◆ INSTRUCTIONS TO FOLLOW ◆
Provide an exact copy of the data, excluding the images.

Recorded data
..........

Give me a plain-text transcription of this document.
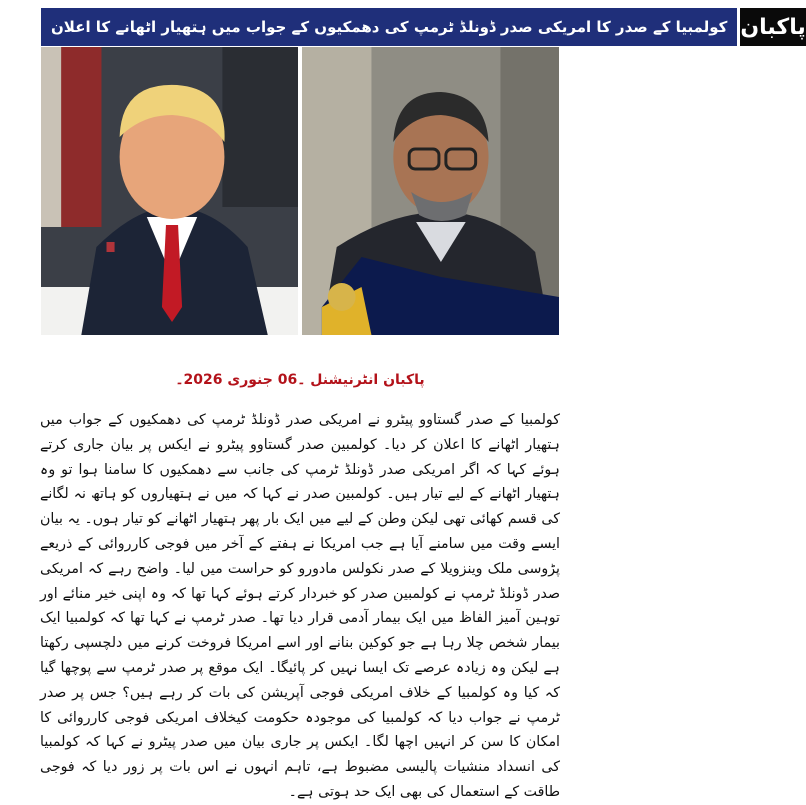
کولمبیا کے صدر کا امریکی صدر ڈونلڈ ٹرمپ کی دھمکیوں کے جواب میں ہتھیار اٹھانے کا اعلان پاکبان
پاکبان انٹرنیشنل ۔06 جنوری 2026۔

کولمبیا کے صدر گستاوو پیٹرو نے امریکی صدر ڈونلڈ ٹرمپ کی دھمکیوں کے جواب میں ہتھیار اٹھانے کا اعلان کر دیا۔ کولمبین صدر گستاوو پیٹرو نے ایکس پر بیان جاری کرتے ہوئے کہا کہ اگر امریکی صدر ڈونلڈ ٹرمپ کی جانب سے دھمکیوں کا سامنا ہوا تو وہ ہتھیار اٹھانے کے لیے تیار ہیں۔ کولمبین صدر نے کہا کہ میں نے ہتھیاروں کو ہاتھ نہ لگانے کی قسم کھائی تھی لیکن وطن کے لیے میں ایک بار پھر ہتھیار اٹھانے کو تیار ہوں۔ یہ بیان ایسے وقت میں سامنے آیا ہے جب امریکا نے ہفتے کے آخر میں فوجی کارروائی کے ذریعے پڑوسی ملک وینزویلا کے صدر نکولس مادورو کو حراست میں لیا۔ واضح رہے کہ امریکی صدر ڈونلڈ ٹرمپ نے کولمبین صدر کو خبردار کرتے ہوئے کہا تھا کہ وہ اپنی خیر منائے اور توہین آمیز الفاظ میں ایک بیمار آدمی قرار دیا تھا۔ صدر ٹرمپ نے کہا تھا کہ کولمبیا ایک بیمار شخص چلا رہا ہے جو کوکین بنانے اور اسے امریکا فروخت کرنے میں دلچسپی رکھتا ہے لیکن وہ زیادہ عرصے تک ایسا نہیں کر پائیگا۔ ایک موقع پر صدر ٹرمپ سے پوچھا گیا کہ کیا وہ کولمبیا کے خلاف امریکی فوجی آپریشن کی بات کر رہے ہیں؟ جس پر صدر ٹرمپ نے جواب دیا کہ کولمبیا کی موجودہ حکومت کیخلاف امریکی فوجی کارروائی کا امکان کا سن کر انہیں اچھا لگا۔ ایکس پر جاری بیان میں صدر پیٹرو نے کہا کہ کولمبیا کی انسداد منشیات پالیسی مضبوط ہے، تاہم انہوں نے اس بات پر زور دیا کہ فوجی طاقت کے استعمال کی بھی ایک حد ہوتی ہے۔
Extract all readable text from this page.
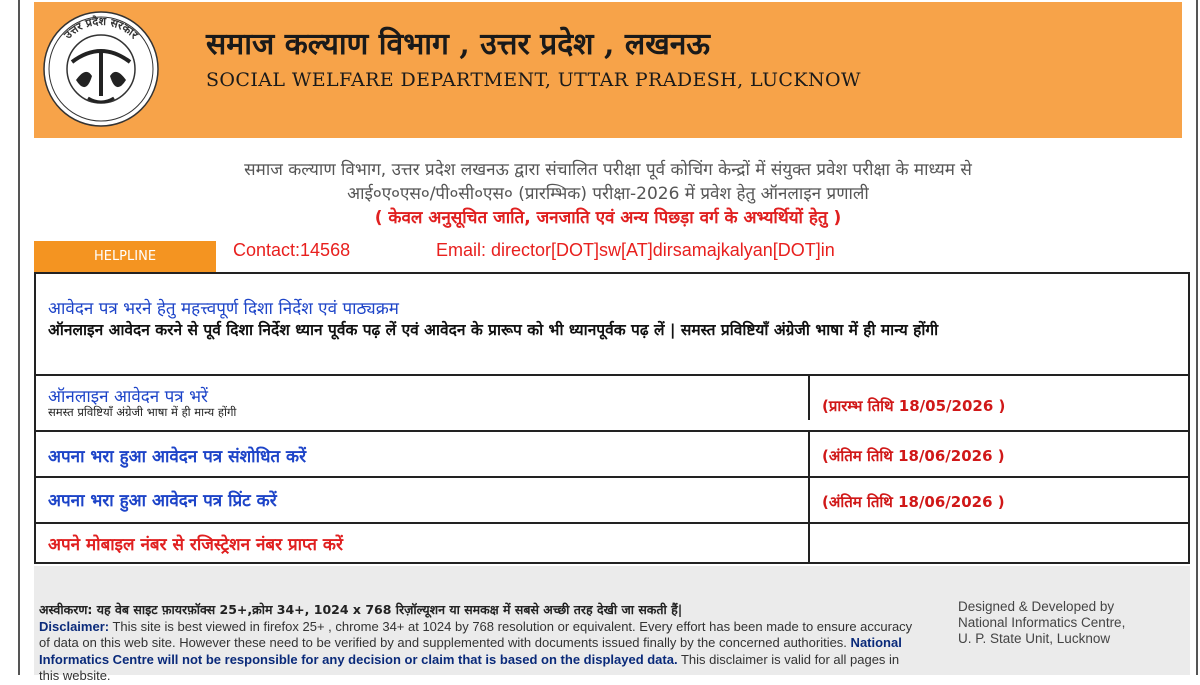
उत्तर प्रदेश सरकार समाज कल्याण विभाग , उत्तर प्रदेश , लखनऊ
SOCIAL WELFARE DEPARTMENT, UTTAR PRADESH, LUCKNOW
समाज कल्याण विभाग, उत्तर प्रदेश लखनऊ द्वारा संचालित परीक्षा पूर्व कोचिंग केन्द्रों में संयुक्त प्रवेश परीक्षा के माध्यम से
आई०ए०एस०/पी०सी०एस० (प्रारम्भिक) परीक्षा-2026 में प्रवेश हेतु ऑनलाइन प्रणाली
( केवल अनुसूचित जाति, जनजाति एवं अन्य पिछड़ा वर्ग के अभ्यर्थियों हेतु )
HELPLINE	Contact:14568	Email: director[DOT]sw[AT]dirsamajkalyan[DOT]in
आवेदन पत्र भरने हेतु महत्त्वपूर्ण दिशा निर्देश एवं पाठ्यक्रम
ऑनलाइन आवेदन करने से पूर्व दिशा निर्देश ध्यान पूर्वक पढ़ लें एवं आवेदन के प्रारूप को भी ध्यानपूर्वक पढ़ लें | समस्त प्रविष्टियाँ अंग्रेजी भाषा में ही मान्य होंगी
ऑनलाइन आवेदन पत्र भरें
समस्त प्रविष्टियाँ अंग्रेजी भाषा में ही मान्य होंगी	(प्रारम्भ तिथि 18/05/2026 )
अपना भरा हुआ आवेदन पत्र संशोधित करें	(अंतिम तिथि 18/06/2026 )
अपना भरा हुआ आवेदन पत्र प्रिंट करें	(अंतिम तिथि 18/06/2026 )
अपने मोबाइल नंबर से रजिस्ट्रेशन नंबर प्राप्त करें
अस्वीकरण: यह वेब साइट फ़ायरफ़ॉक्स 25+,क्रोम 34+, 1024 x 768 रिज़ॉल्यूशन या समकक्ष में सबसे अच्छी तरह देखी जा सकती हैं|
Disclaimer: This site is best viewed in firefox 25+ , chrome 34+ at 1024 by 768 resolution or equivalent. Every effort has been made to ensure accuracy of data on this web site. However these need to be verified by and supplemented with documents issued finally by the concerned authorities. National Informatics Centre will not be responsible for any decision or claim that is based on the displayed data. This disclaimer is valid for all pages in this website.
Designed & Developed by
National Informatics Centre,
U. P. State Unit, Lucknow
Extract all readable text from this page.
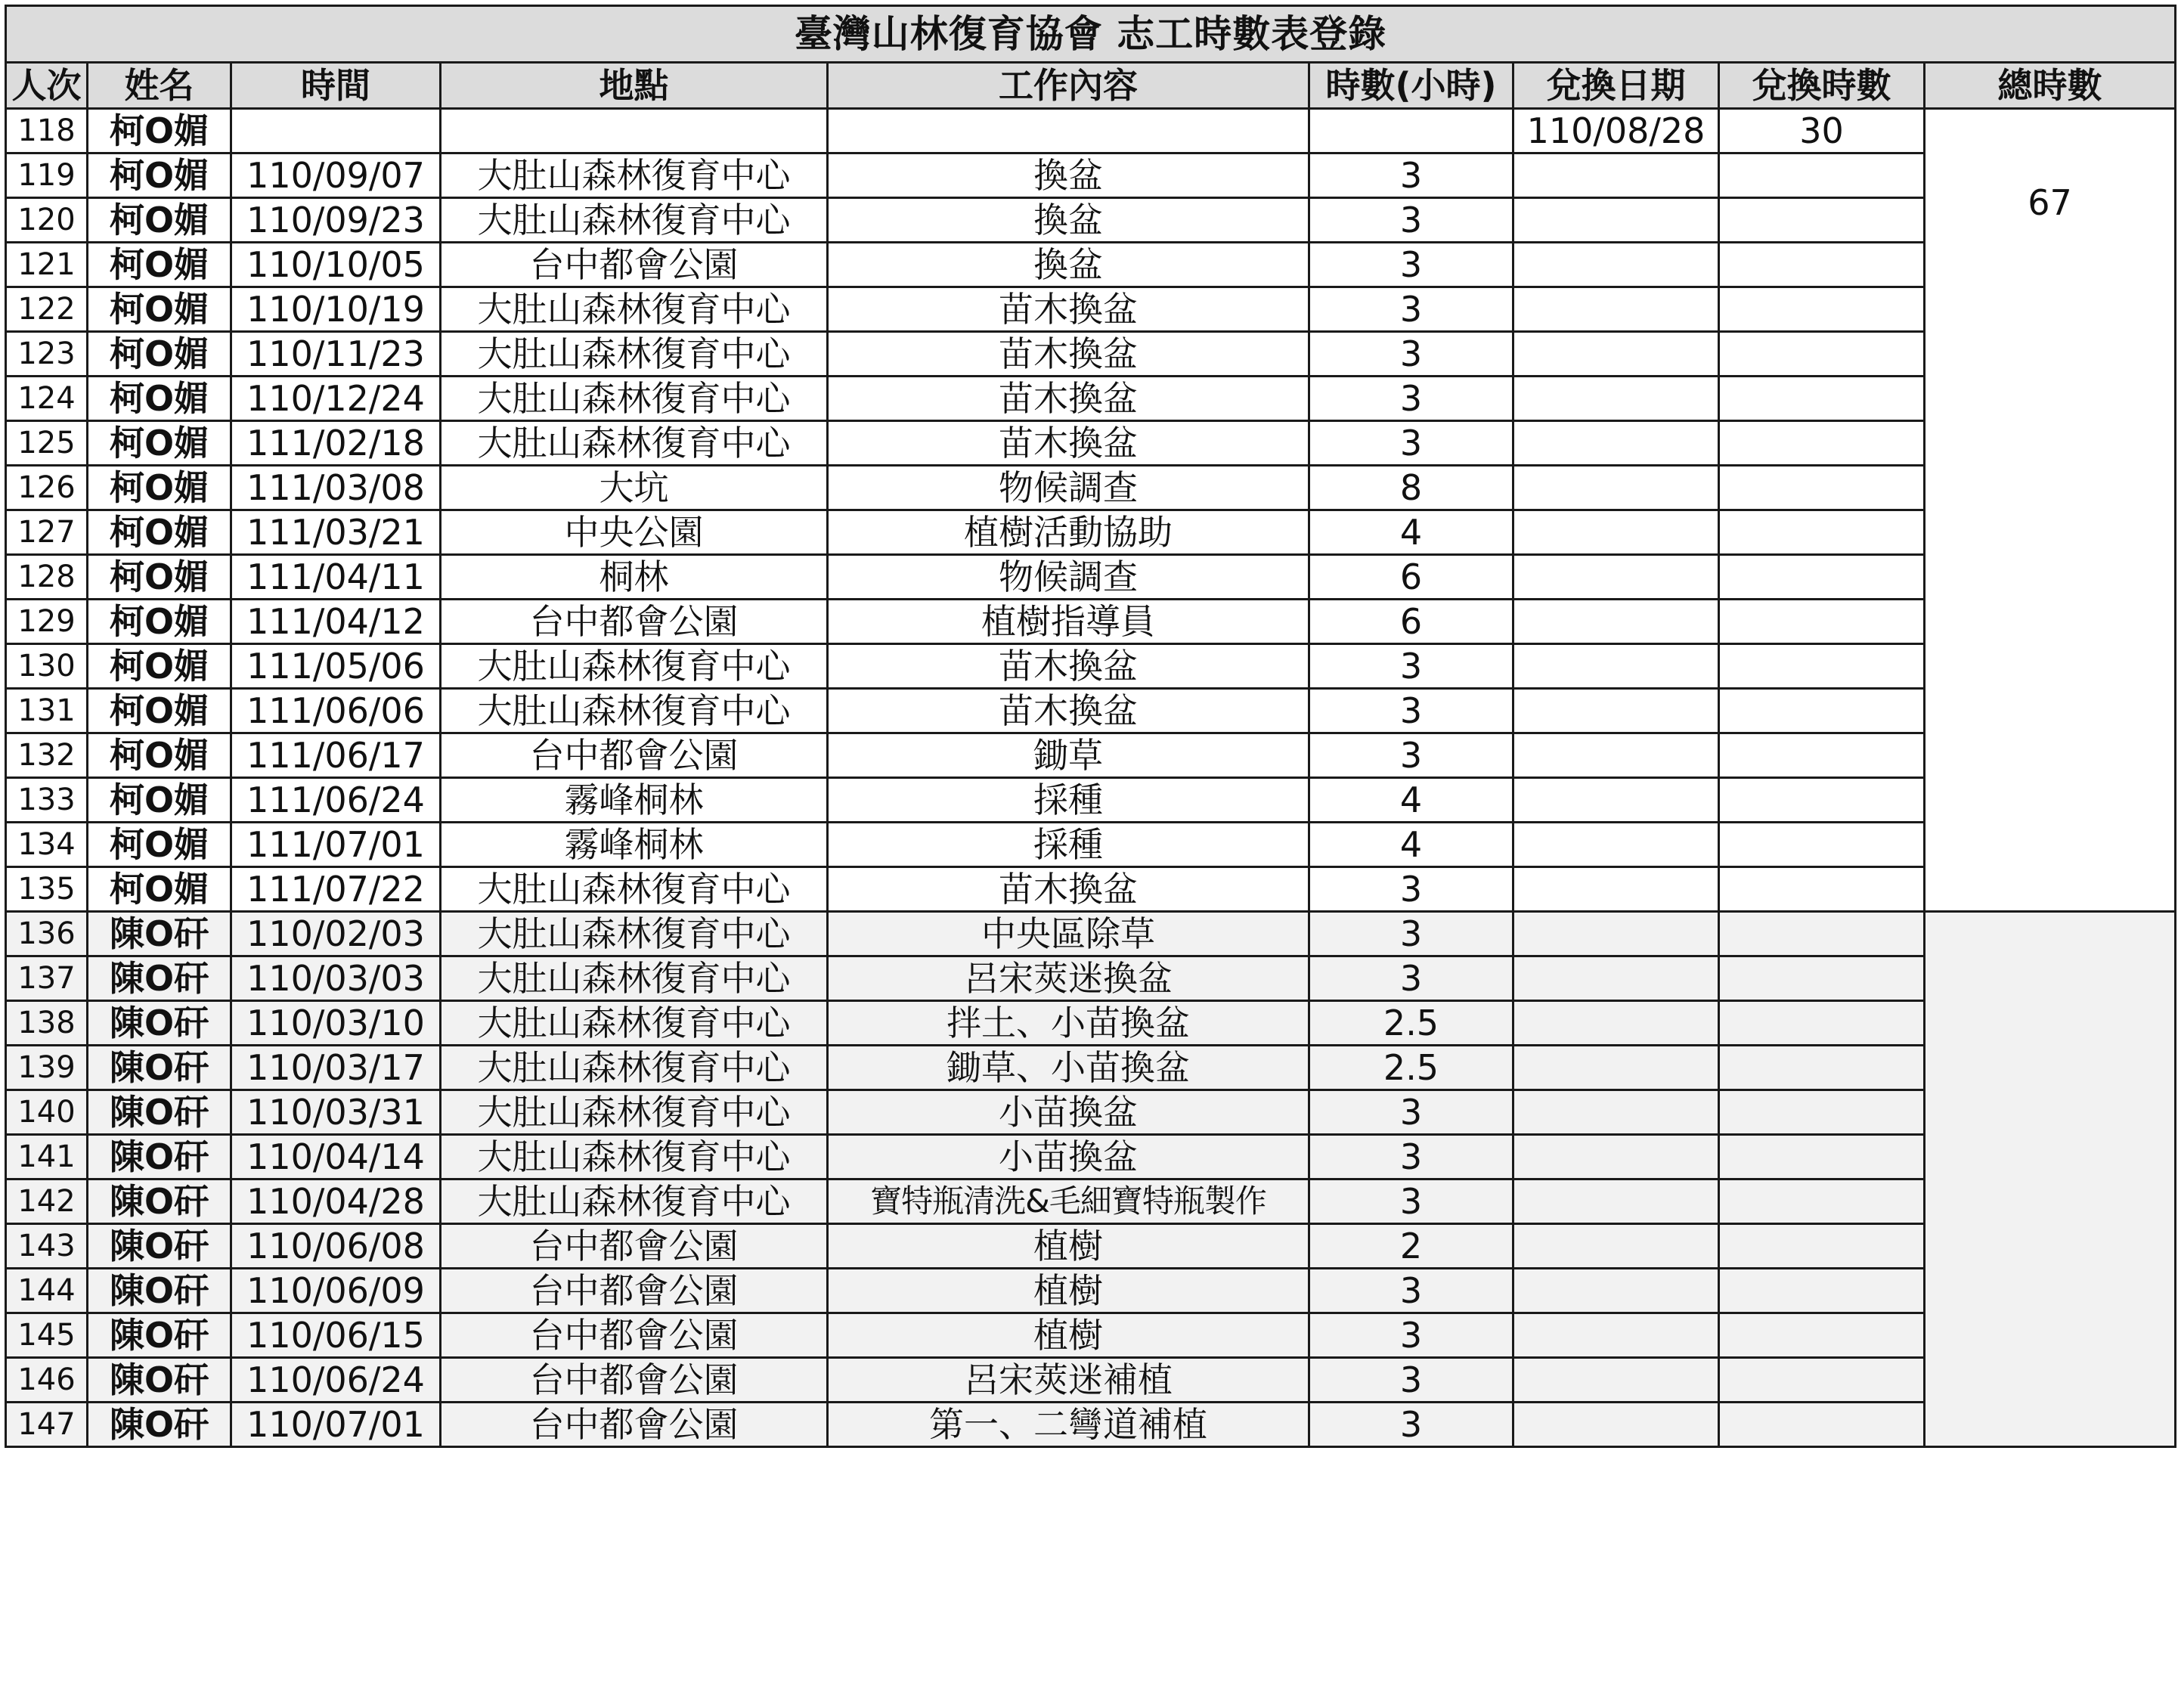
臺灣山林復育協會 志工時數表登錄								
人次	姓名	時間	地點	工作內容	時數(小時)	兌換日期	兌換時數	總時數
118	柯O媚					110/08/28	30	67
119	柯O媚	110/09/07	大肚山森林復育中心	換盆	3			
120	柯O媚	110/09/23	大肚山森林復育中心	換盆	3			
121	柯O媚	110/10/05	台中都會公園	換盆	3			
122	柯O媚	110/10/19	大肚山森林復育中心	苗木換盆	3			
123	柯O媚	110/11/23	大肚山森林復育中心	苗木換盆	3			
124	柯O媚	110/12/24	大肚山森林復育中心	苗木換盆	3			
125	柯O媚	111/02/18	大肚山森林復育中心	苗木換盆	3			
126	柯O媚	111/03/08	大坑	物候調查	8			
127	柯O媚	111/03/21	中央公園	植樹活動協助	4			
128	柯O媚	111/04/11	桐林	物候調查	6			
129	柯O媚	111/04/12	台中都會公園	植樹指導員	6			
130	柯O媚	111/05/06	大肚山森林復育中心	苗木換盆	3			
131	柯O媚	111/06/06	大肚山森林復育中心	苗木換盆	3			
132	柯O媚	111/06/17	台中都會公園	鋤草	3			
133	柯O媚	111/06/24	霧峰桐林	採種	4			
134	柯O媚	111/07/01	霧峰桐林	採種	4			
135	柯O媚	111/07/22	大肚山森林復育中心	苗木換盆	3			
136	陳O矸	110/02/03	大肚山森林復育中心	中央區除草	3			
137	陳O矸	110/03/03	大肚山森林復育中心	呂宋莢迷換盆	3			
138	陳O矸	110/03/10	大肚山森林復育中心	拌土、小苗換盆	2.5			
139	陳O矸	110/03/17	大肚山森林復育中心	鋤草、小苗換盆	2.5			
140	陳O矸	110/03/31	大肚山森林復育中心	小苗換盆	3			
141	陳O矸	110/04/14	大肚山森林復育中心	小苗換盆	3			
142	陳O矸	110/04/28	大肚山森林復育中心	寶特瓶清洗&毛細寶特瓶製作	3			
143	陳O矸	110/06/08	台中都會公園	植樹	2			
144	陳O矸	110/06/09	台中都會公園	植樹	3			
145	陳O矸	110/06/15	台中都會公園	植樹	3			
146	陳O矸	110/06/24	台中都會公園	呂宋莢迷補植	3			
147	陳O矸	110/07/01	台中都會公園	第一、二彎道補植	3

..........

◆ REPLY TO THE EXERCISE ◆
Give me a plain-text transcription of this document.
کولمبیا کے صدر کا امریکی صدر ڈونلڈ ٹرمپ کی دھمکیوں کے جواب میں ہتھیار اٹھانے کا اعلان پاکبان
پاکبان انٹرنیشنل ۔06 جنوری 2026۔

کولمبیا کے صدر گستاوو پیٹرو نے امریکی صدر ڈونلڈ ٹرمپ کی دھمکیوں کے جواب میں ہتھیار اٹھانے کا اعلان کر دیا۔ کولمبین صدر گستاوو پیٹرو نے ایکس پر بیان جاری کرتے ہوئے کہا کہ اگر امریکی صدر ڈونلڈ ٹرمپ کی جانب سے دھمکیوں کا سامنا ہوا تو وہ ہتھیار اٹھانے کے لیے تیار ہیں۔ کولمبین صدر نے کہا کہ میں نے ہتھیاروں کو ہاتھ نہ لگانے کی قسم کھائی تھی لیکن وطن کے لیے میں ایک بار پھر ہتھیار اٹھانے کو تیار ہوں۔ یہ بیان ایسے وقت میں سامنے آیا ہے جب امریکا نے ہفتے کے آخر میں فوجی کارروائی کے ذریعے پڑوسی ملک وینزویلا کے صدر نکولس مادورو کو حراست میں لیا۔ واضح رہے کہ امریکی صدر ڈونلڈ ٹرمپ نے کولمبین صدر کو خبردار کرتے ہوئے کہا تھا کہ وہ اپنی خیر منائے اور توہین آمیز الفاظ میں ایک بیمار آدمی قرار دیا تھا۔ صدر ٹرمپ نے کہا تھا کہ کولمبیا ایک بیمار شخص چلا رہا ہے جو کوکین بنانے اور اسے امریکا فروخت کرنے میں دلچسپی رکھتا ہے لیکن وہ زیادہ عرصے تک ایسا نہیں کر پائیگا۔ ایک موقع پر صدر ٹرمپ سے پوچھا گیا کہ کیا وہ کولمبیا کے خلاف امریکی فوجی آپریشن کی بات کر رہے ہیں؟ جس پر صدر ٹرمپ نے جواب دیا کہ کولمبیا کی موجودہ حکومت کیخلاف امریکی فوجی کارروائی کا امکان کا سن کر انہیں اچھا لگا۔ ایکس پر جاری بیان میں صدر پیٹرو نے کہا کہ کولمبیا کی انسداد منشیات پالیسی مضبوط ہے، تاہم انہوں نے اس بات پر زور دیا کہ فوجی طاقت کے استعمال کی بھی ایک حد ہوتی ہے۔
Extract all readable text from this page.
उत्तर प्रदेश सरकार समाज कल्याण विभाग , उत्तर प्रदेश , लखनऊ
SOCIAL WELFARE DEPARTMENT, UTTAR PRADESH, LUCKNOW
समाज कल्याण विभाग, उत्तर प्रदेश लखनऊ द्वारा संचालित परीक्षा पूर्व कोचिंग केन्द्रों में संयुक्त प्रवेश परीक्षा के माध्यम से
आई०ए०एस०/पी०सी०एस० (प्रारम्भिक) परीक्षा-2026 में प्रवेश हेतु ऑनलाइन प्रणाली
( केवल अनुसूचित जाति, जनजाति एवं अन्य पिछड़ा वर्ग के अभ्यर्थियों हेतु )
HELPLINE	Contact:14568	Email: director[DOT]sw[AT]dirsamajkalyan[DOT]in
आवेदन पत्र भरने हेतु महत्त्वपूर्ण दिशा निर्देश एवं पाठ्यक्रम
ऑनलाइन आवेदन करने से पूर्व दिशा निर्देश ध्यान पूर्वक पढ़ लें एवं आवेदन के प्रारूप को भी ध्यानपूर्वक पढ़ लें | समस्त प्रविष्टियाँ अंग्रेजी भाषा में ही मान्य होंगी
ऑनलाइन आवेदन पत्र भरें
समस्त प्रविष्टियाँ अंग्रेजी भाषा में ही मान्य होंगी	(प्रारम्भ तिथि 18/05/2026 )
अपना भरा हुआ आवेदन पत्र संशोधित करें	(अंतिम तिथि 18/06/2026 )
अपना भरा हुआ आवेदन पत्र प्रिंट करें	(अंतिम तिथि 18/06/2026 )
अपने मोबाइल नंबर से रजिस्ट्रेशन नंबर प्राप्त करें
अस्वीकरण: यह वेब साइट फ़ायरफ़ॉक्स 25+,क्रोम 34+, 1024 x 768 रिज़ॉल्यूशन या समकक्ष में सबसे अच्छी तरह देखी जा सकती हैं|
Disclaimer: This site is best viewed in firefox 25+ , chrome 34+ at 1024 by 768 resolution or equivalent. Every effort has been made to ensure accuracy of data on this web site. However these need to be verified by and supplemented with documents issued finally by the concerned authorities. National Informatics Centre will not be responsible for any decision or claim that is based on the displayed data. This disclaimer is valid for all pages in this website.
Designed & Developed by
National Informatics Centre,
U. P. State Unit, Lucknow
Extract all readable text from this page.
臺灣山林復育協會 志工時數表登錄								
人次	姓名	時間	地點	工作內容	時數(小時)	兌換日期	兌換時數	總時數
118	柯O媚					110/08/28	30	67
119	柯O媚	110/09/07	大肚山森林復育中心	換盆	3			
120	柯O媚	110/09/23	大肚山森林復育中心	換盆	3			
121	柯O媚	110/10/05	台中都會公園	換盆	3			
122	柯O媚	110/10/19	大肚山森林復育中心	苗木換盆	3			
123	柯O媚	110/11/23	大肚山森林復育中心	苗木換盆	3			
124	柯O媚	110/12/24	大肚山森林復育中心	苗木換盆	3			
125	柯O媚	111/02/18	大肚山森林復育中心	苗木換盆	3			
126	柯O媚	111/03/08	大坑	物候調查	8			
127	柯O媚	111/03/21	中央公園	植樹活動協助	4			
128	柯O媚	111/04/11	桐林	物候調查	6			
129	柯O媚	111/04/12	台中都會公園	植樹指導員	6			
130	柯O媚	111/05/06	大肚山森林復育中心	苗木換盆	3			
131	柯O媚	111/06/06	大肚山森林復育中心	苗木換盆	3			
132	柯O媚	111/06/17	台中都會公園	鋤草	3			
133	柯O媚	111/06/24	霧峰桐林	採種	4			
134	柯O媚	111/07/01	霧峰桐林	採種	4			
135	柯O媚	111/07/22	大肚山森林復育中心	苗木換盆	3			
136	陳O矸	110/02/03	大肚山森林復育中心	中央區除草	3			
137	陳O矸	110/03/03	大肚山森林復育中心	呂宋莢迷換盆	3			
138	陳O矸	110/03/10	大肚山森林復育中心	拌土、小苗換盆	2.5			
139	陳O矸	110/03/17	大肚山森林復育中心	鋤草、小苗換盆	2.5			
140	陳O矸	110/03/31	大肚山森林復育中心	小苗換盆	3			
141	陳O矸	110/04/14	大肚山森林復育中心	小苗換盆	3			
142	陳O矸	110/04/28	大肚山森林復育中心	寶特瓶清洗&毛細寶特瓶製作	3			
143	陳O矸	110/06/08	台中都會公園	植樹	2			
144	陳O矸	110/06/09	台中都會公園	植樹	3			
145	陳O矸	110/06/15	台中都會公園	植樹	3			
146	陳O矸	110/06/24	台中都會公園	呂宋莢迷補植	3			
147	陳O矸	110/07/01	台中都會公園	第一、二彎道補植	3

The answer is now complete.